____ Provided records

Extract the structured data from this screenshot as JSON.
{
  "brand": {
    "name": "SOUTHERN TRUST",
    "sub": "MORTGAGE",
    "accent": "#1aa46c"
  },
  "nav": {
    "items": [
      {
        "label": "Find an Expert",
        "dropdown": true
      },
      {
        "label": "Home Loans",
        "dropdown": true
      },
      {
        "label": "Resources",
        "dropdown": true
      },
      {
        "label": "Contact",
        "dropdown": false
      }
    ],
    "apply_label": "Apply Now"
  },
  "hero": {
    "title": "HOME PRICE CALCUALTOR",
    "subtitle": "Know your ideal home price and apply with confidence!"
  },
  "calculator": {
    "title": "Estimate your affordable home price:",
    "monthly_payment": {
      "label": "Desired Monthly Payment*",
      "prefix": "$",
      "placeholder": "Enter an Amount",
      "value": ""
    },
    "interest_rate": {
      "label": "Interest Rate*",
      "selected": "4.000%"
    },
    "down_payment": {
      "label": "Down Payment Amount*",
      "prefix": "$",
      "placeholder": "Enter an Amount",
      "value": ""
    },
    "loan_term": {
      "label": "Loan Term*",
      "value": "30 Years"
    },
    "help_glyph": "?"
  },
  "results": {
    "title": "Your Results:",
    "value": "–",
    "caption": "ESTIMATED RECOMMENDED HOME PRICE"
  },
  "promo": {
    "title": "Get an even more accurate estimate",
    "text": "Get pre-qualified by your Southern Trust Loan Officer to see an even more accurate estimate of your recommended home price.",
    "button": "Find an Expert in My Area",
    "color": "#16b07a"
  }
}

________

→ Instructions to follow
Return each line among the entries that holds the word "Expert".

→ Solved problem
        "label": "Find an Expert",
    "button": "Find an Expert in My Area",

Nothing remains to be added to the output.